WHAT IS NEEDED >> What you return should match every record exactly, with the images removed.

Stored items:
::::::::::

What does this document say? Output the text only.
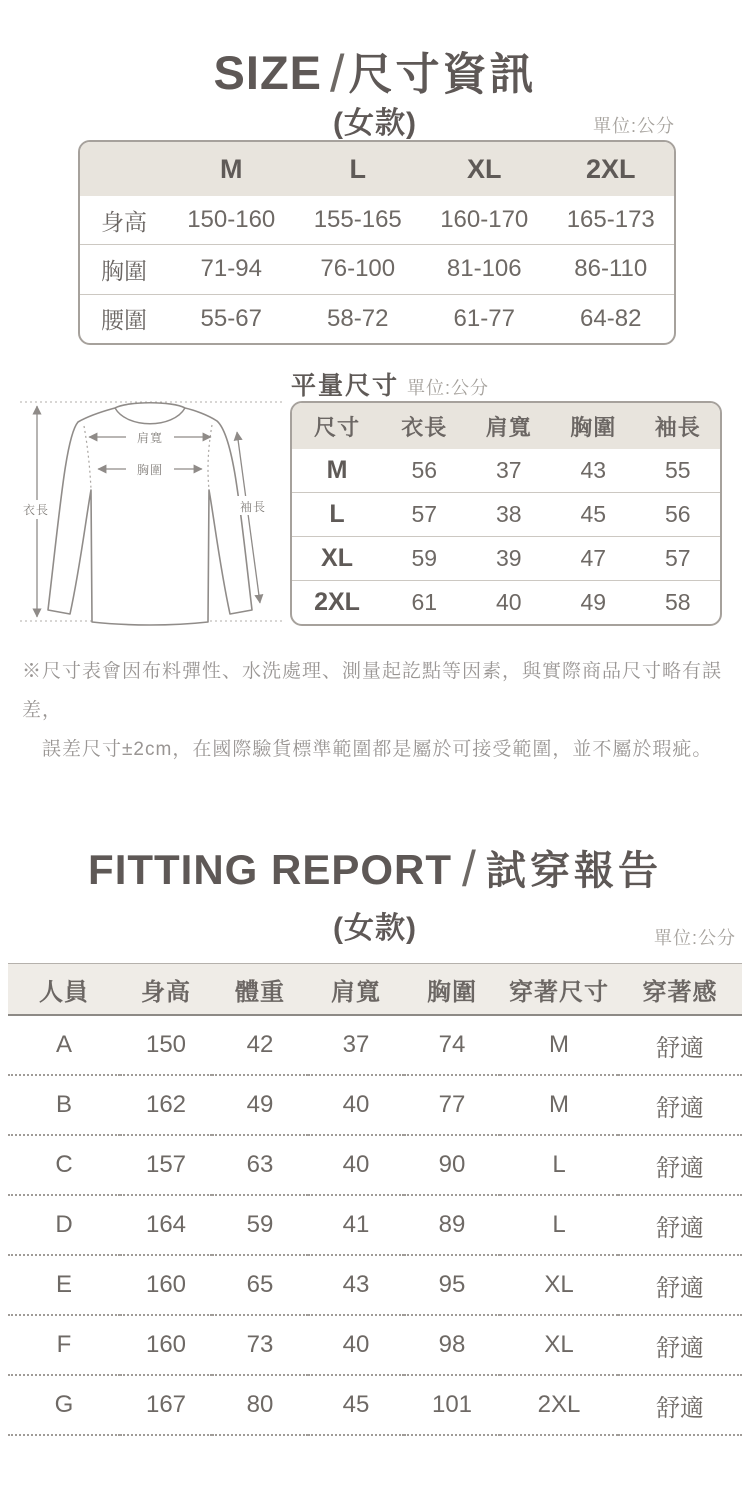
SIZE /尺寸資訊
(女款)	單位:公分
	M	L	XL	2XL
身高	150-160	155-165	160-170	165-173
胸圍	71-94	76-100	81-106	86-110
腰圍	55-67	58-72	61-77	64-82
平量尺寸 單位:公分
衣長
肩寬
胸圍
袖長
尺寸	衣長	肩寬	胸圍	袖長
M	56	37	43	55
L	57	38	45	56
XL	59	39	47	57
2XL	61	40	49	58
※尺寸表會因布料彈性、水洗處理、測量起訖點等因素，與實際商品尺寸略有誤差，
誤差尺寸±2cm，在國際驗貨標準範圍都是屬於可接受範圍，並不屬於瑕疵。
FITTING REPORT / 試穿報告
(女款)	單位:公分
人員	身高	體重	肩寬	胸圍	穿著尺寸	穿著感
A	150	42	37	74	M	舒適
B	162	49	40	77	M	舒適
C	157	63	40	90	L	舒適
D	164	59	41	89	L	舒適
E	160	65	43	95	XL	舒適
F	160	73	40	98	XL	舒適
G	167	80	45	101	2XL	舒適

::::::::::

PROBLEM SOLUTION >>
What does this document say? Output the text only.
SIZE /尺寸資訊
(女款)	單位:公分
	M	L	XL	2XL
身高	150-160	155-165	160-170	165-173
胸圍	71-94	76-100	81-106	86-110
腰圍	55-67	58-72	61-77	64-82
平量尺寸 單位:公分
衣長
肩寬
胸圍
袖長
尺寸	衣長	肩寬	胸圍	袖長
M	56	37	43	55
L	57	38	45	56
XL	59	39	47	57
2XL	61	40	49	58
※尺寸表會因布料彈性、水洗處理、測量起訖點等因素，與實際商品尺寸略有誤差，
誤差尺寸±2cm，在國際驗貨標準範圍都是屬於可接受範圍，並不屬於瑕疵。
FITTING REPORT / 試穿報告
(女款)	單位:公分
人員	身高	體重	肩寬	胸圍	穿著尺寸	穿著感
A	150	42	37	74	M	舒適
B	162	49	40	77	M	舒適
C	157	63	40	90	L	舒適
D	164	59	41	89	L	舒適
E	160	65	43	95	XL	舒適
F	160	73	40	98	XL	舒適
G	167	80	45	101	2XL	舒適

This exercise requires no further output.